### Passage provided
## Start
John’s thinking—that customer loyalty and information must be worth something to them—is logical. So what kind of information are they collecting from cardholders, and what do they do with it?

The first place to look, of course, is at the privacy policy. As required by law, Target sends cardholders a privacy notice each year. I have one of these cards myself, and recently received the privacy policy in the mail. It is also posted on their website. Here’s an excerpt:

To summarize, Target says it may share personal information gathered in the course of using your Target REDcard (credit or debit card):

  • For our everyday business purposes—such as to process your transactions, maintain your account(s), respond to court orders and legal investigations, or report to credit bureaus
  • For our marketing purposes—to offer our products and services to you
  • For joint marketing with other financial companies
  • For our affiliates’ everyday business purposes—information about your transactions and experiences (Target defines its affiliates as companies related by common ownership or control, including Target National Bank, Target Bank, Target Stores and websites and Target Commercial Interiors)
## End
### Prompt 1
Summarize the passage on Target's privacy policy in two sentences.

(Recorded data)
## Start
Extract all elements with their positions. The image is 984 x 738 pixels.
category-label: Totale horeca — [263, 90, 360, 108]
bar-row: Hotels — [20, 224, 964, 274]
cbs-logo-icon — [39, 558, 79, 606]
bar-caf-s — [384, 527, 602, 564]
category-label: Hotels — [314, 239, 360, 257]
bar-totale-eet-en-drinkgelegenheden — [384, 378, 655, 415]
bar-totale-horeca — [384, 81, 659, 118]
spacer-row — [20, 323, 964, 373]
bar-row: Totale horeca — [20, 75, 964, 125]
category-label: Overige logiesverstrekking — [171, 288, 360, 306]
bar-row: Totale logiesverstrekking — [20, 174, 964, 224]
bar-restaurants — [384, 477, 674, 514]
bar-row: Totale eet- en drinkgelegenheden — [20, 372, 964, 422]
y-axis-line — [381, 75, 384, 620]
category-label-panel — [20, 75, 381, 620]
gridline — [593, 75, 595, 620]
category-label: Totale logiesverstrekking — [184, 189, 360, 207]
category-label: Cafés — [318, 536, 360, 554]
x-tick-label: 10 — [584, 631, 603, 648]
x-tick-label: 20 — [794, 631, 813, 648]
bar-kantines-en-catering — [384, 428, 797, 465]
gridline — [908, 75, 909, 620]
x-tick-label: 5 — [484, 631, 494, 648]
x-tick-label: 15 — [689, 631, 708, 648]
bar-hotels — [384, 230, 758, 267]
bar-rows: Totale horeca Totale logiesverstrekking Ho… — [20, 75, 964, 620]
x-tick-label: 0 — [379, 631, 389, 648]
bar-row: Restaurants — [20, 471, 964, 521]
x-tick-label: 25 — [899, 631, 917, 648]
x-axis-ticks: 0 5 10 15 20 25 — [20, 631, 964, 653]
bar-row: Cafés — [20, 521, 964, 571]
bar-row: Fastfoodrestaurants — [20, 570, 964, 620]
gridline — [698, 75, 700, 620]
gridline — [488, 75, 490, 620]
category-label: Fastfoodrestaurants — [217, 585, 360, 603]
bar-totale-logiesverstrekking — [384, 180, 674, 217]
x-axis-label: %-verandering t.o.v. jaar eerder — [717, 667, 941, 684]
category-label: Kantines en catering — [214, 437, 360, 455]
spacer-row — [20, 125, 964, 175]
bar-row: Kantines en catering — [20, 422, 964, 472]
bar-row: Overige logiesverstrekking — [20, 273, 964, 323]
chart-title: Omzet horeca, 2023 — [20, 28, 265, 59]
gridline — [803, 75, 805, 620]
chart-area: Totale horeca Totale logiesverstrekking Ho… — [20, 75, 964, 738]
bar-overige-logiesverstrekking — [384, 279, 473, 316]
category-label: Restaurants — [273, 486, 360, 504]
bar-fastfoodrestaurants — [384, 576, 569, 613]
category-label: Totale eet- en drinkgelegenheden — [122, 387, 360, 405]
## End
### Prompt 2
In the records, rename "x-tick-label" to "x-axis-tick" in everything from the start of the records down to the line containing "bar-row: Restaurants — [20, 471, 964, 521]", and give back only those lines.

### Written response 1
Target sends REDcard holders a privacy notice each year and also posts it on its website. The notice says Target may share personal information gathered through use of the card for its everyday business purposes, its own marketing, joint marketing with other financial companies, and its affiliates' everyday business purposes.

### Written response 2
Extract all elements with their positions. The image is 984 x 738 pixels.
category-label: Totale horeca — [263, 90, 360, 108]
bar-row: Hotels — [20, 224, 964, 274]
cbs-logo-icon — [39, 558, 79, 606]
bar-caf-s — [384, 527, 602, 564]
category-label: Hotels — [314, 239, 360, 257]
bar-totale-eet-en-drinkgelegenheden — [384, 378, 655, 415]
bar-totale-horeca — [384, 81, 659, 118]
spacer-row — [20, 323, 964, 373]
bar-row: Totale horeca — [20, 75, 964, 125]
category-label: Overige logiesverstrekking — [171, 288, 360, 306]
bar-row: Totale logiesverstrekking — [20, 174, 964, 224]
bar-restaurants — [384, 477, 674, 514]
bar-row: Totale eet- en drinkgelegenheden — [20, 372, 964, 422]
y-axis-line — [381, 75, 384, 620]
category-label-panel — [20, 75, 381, 620]
gridline — [593, 75, 595, 620]
category-label: Totale logiesverstrekking — [184, 189, 360, 207]
category-label: Cafés — [318, 536, 360, 554]
x-axis-tick: 10 — [584, 631, 603, 648]
x-axis-tick: 20 — [794, 631, 813, 648]
bar-kantines-en-catering — [384, 428, 797, 465]
gridline — [908, 75, 909, 620]
x-axis-tick: 5 — [484, 631, 494, 648]
x-axis-tick: 15 — [689, 631, 708, 648]
bar-hotels — [384, 230, 758, 267]
bar-rows: Totale horeca Totale logiesverstrekking Ho… — [20, 75, 964, 620]
x-axis-tick: 0 — [379, 631, 389, 648]
bar-row: Restaurants — [20, 471, 964, 521]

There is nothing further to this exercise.